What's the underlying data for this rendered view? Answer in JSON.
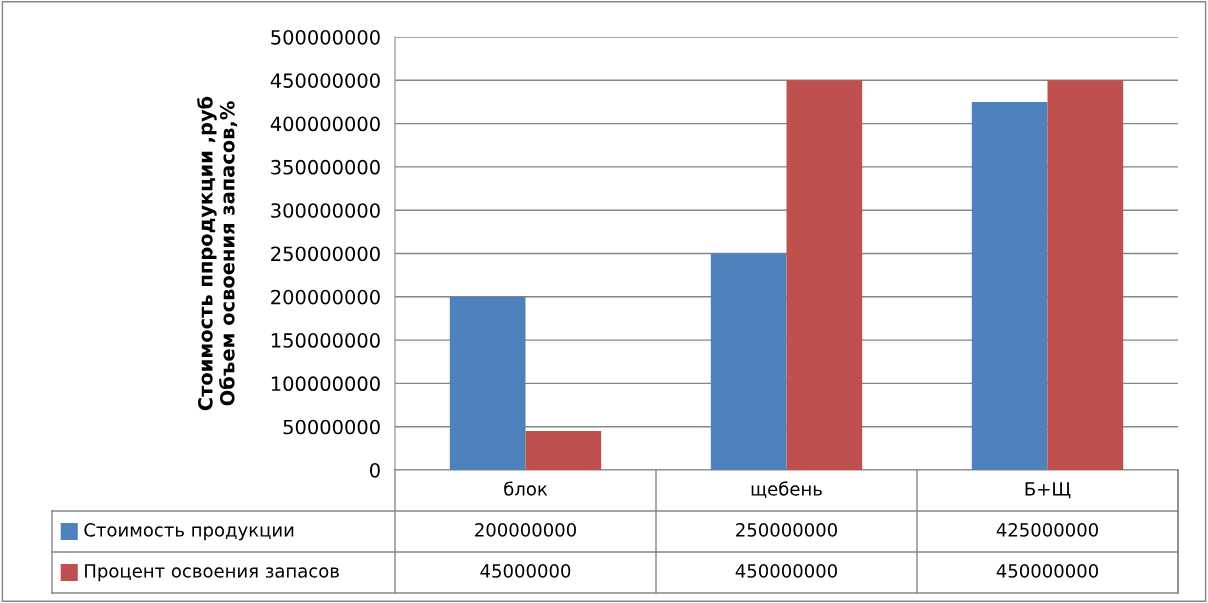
{
  "chart_data": {
    "type": "bar",
    "ylabel": "Стоимость ппродукции ,руб\nОбъем освоения запасов,%",
    "categories": [
      "блок",
      "щебень",
      "Б+Щ"
    ],
    "series": [
      {
        "name": "Стоимость продукции",
        "color": "#4f81bd",
        "values": [
          200000000,
          250000000,
          425000000
        ]
      },
      {
        "name": "Процент освоения запасов",
        "color": "#c0504d",
        "values": [
          45000000,
          450000000,
          450000000
        ]
      }
    ],
    "ylim": [
      0,
      500000000
    ],
    "yticks": [
      0,
      50000000,
      100000000,
      150000000,
      200000000,
      250000000,
      300000000,
      350000000,
      400000000,
      450000000,
      500000000
    ],
    "grid": "y",
    "legend": "bottom",
    "data_labels": true
  }
}
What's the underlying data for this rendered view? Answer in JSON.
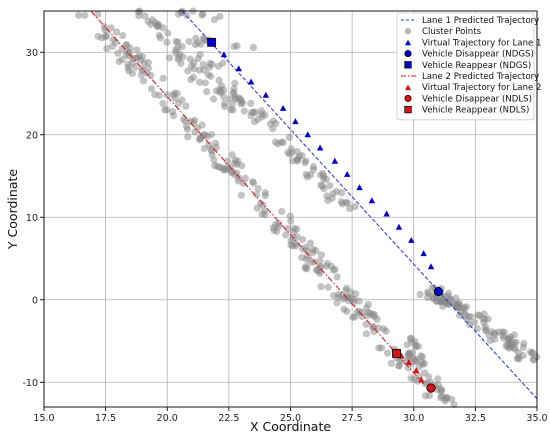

Short exercise |
Verbatim reproduction of every record is required; images are left out.

The completed task |
What's the underlying data for this rendered view? Answer in JSON.
{
  "chart_data": {
    "type": "bar",
    "ylabel": "Стоимость ппродукции ,руб\nОбъем освоения запасов,%",
    "categories": [
      "блок",
      "щебень",
      "Б+Щ"
    ],
    "series": [
      {
        "name": "Стоимость продукции",
        "color": "#4f81bd",
        "values": [
          200000000,
          250000000,
          425000000
        ]
      },
      {
        "name": "Процент освоения запасов",
        "color": "#c0504d",
        "values": [
          45000000,
          450000000,
          450000000
        ]
      }
    ],
    "ylim": [
      0,
      500000000
    ],
    "yticks": [
      0,
      50000000,
      100000000,
      150000000,
      200000000,
      250000000,
      300000000,
      350000000,
      400000000,
      450000000,
      500000000
    ],
    "grid": "y",
    "legend": "bottom",
    "data_labels": true
  }
}
What's the underlying data for this rendered view? Answer in JSON.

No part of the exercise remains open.